The exercise: Identify every line containing the word "label" and reproduce each one.

++++++

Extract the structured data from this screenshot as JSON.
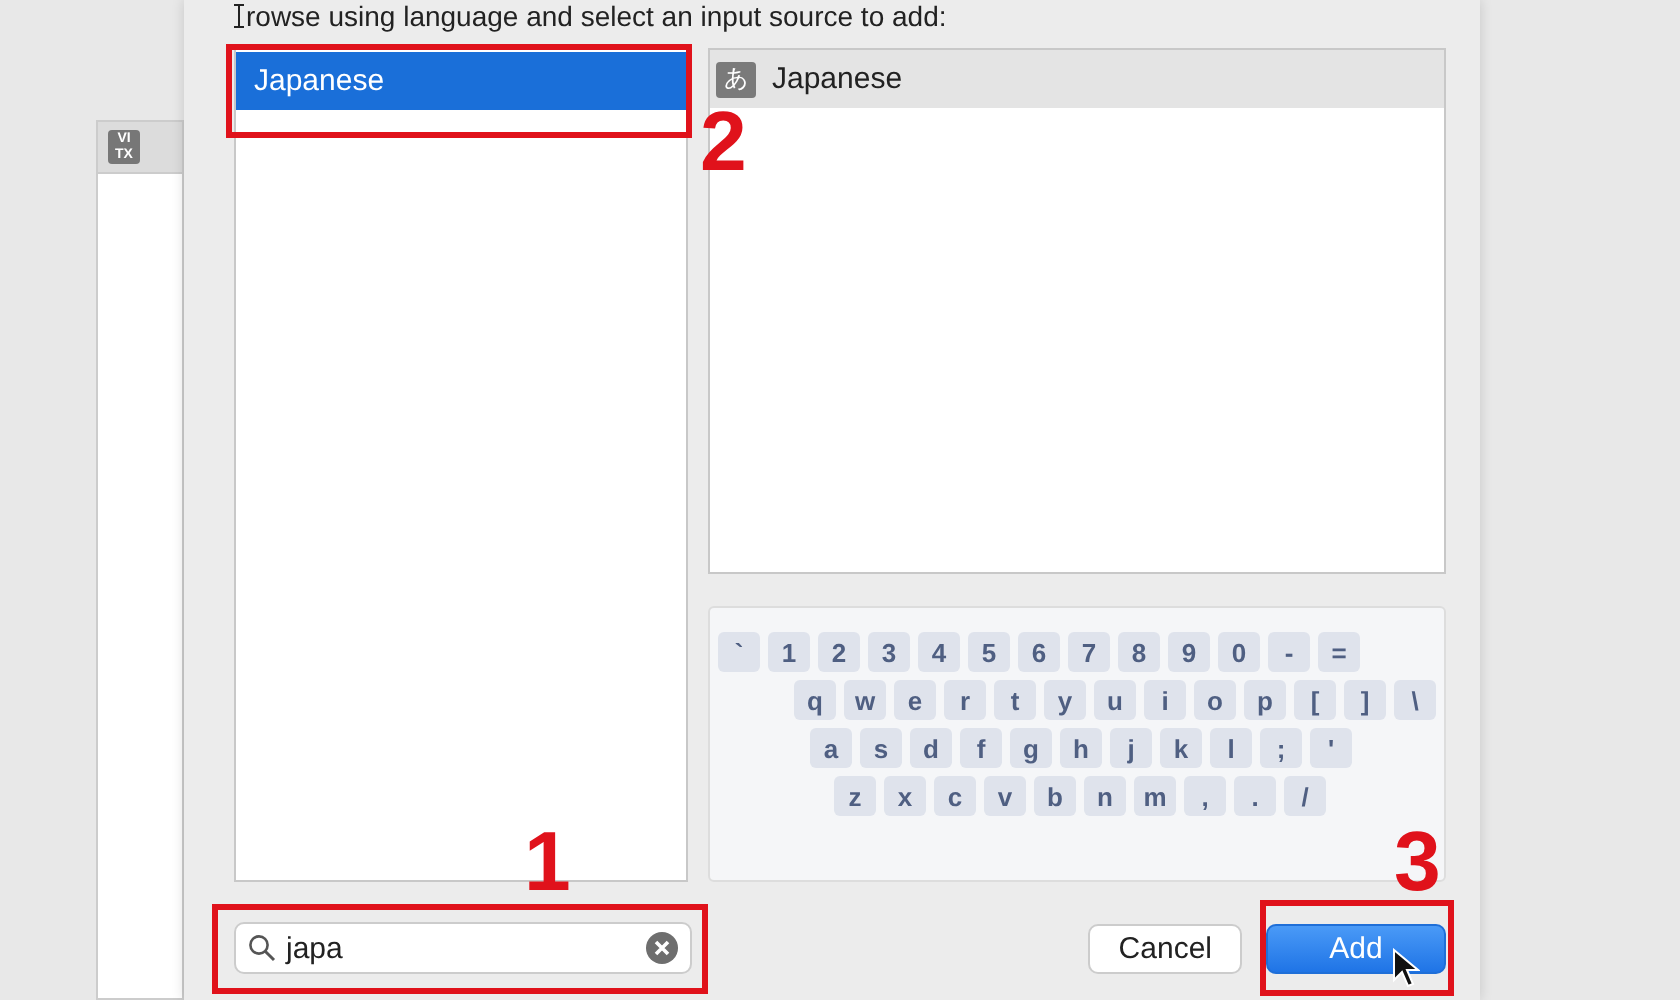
{
  "background_window": {
    "icon_lines": [
      "VI",
      "TX"
    ]
  },
  "dialog": {
    "heading": "rowse using language and select an input source to add:",
    "languages": [
      {
        "label": "Japanese",
        "selected": true
      }
    ],
    "sources": [
      {
        "label": "Japanese",
        "icon_text": "あ",
        "selected": false
      }
    ],
    "keyboard": [
      [
        "`",
        "1",
        "2",
        "3",
        "4",
        "5",
        "6",
        "7",
        "8",
        "9",
        "0",
        "-",
        "="
      ],
      [
        "q",
        "w",
        "e",
        "r",
        "t",
        "y",
        "u",
        "i",
        "o",
        "p",
        "[",
        "]",
        "\\"
      ],
      [
        "a",
        "s",
        "d",
        "f",
        "g",
        "h",
        "j",
        "k",
        "l",
        ";",
        "'"
      ],
      [
        "z",
        "x",
        "c",
        "v",
        "b",
        "n",
        "m",
        ",",
        ".",
        "/"
      ]
    ],
    "search": {
      "value": "japa"
    },
    "buttons": [
      {
        "label": "Cancel",
        "kind": "secondary"
      },
      {
        "label": "Add",
        "kind": "primary"
      }
    ]
  },
  "annotations": [
    {
      "label": "2"
    },
    {
      "label": "1"
    },
    {
      "label": "3"
    }
  ]
}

++++++

Final result:
        "label": "Japanese",
        "label": "Japanese",
        "label": "Cancel",
        "label": "Add",
      "label": "2"
      "label": "1"
      "label": "3"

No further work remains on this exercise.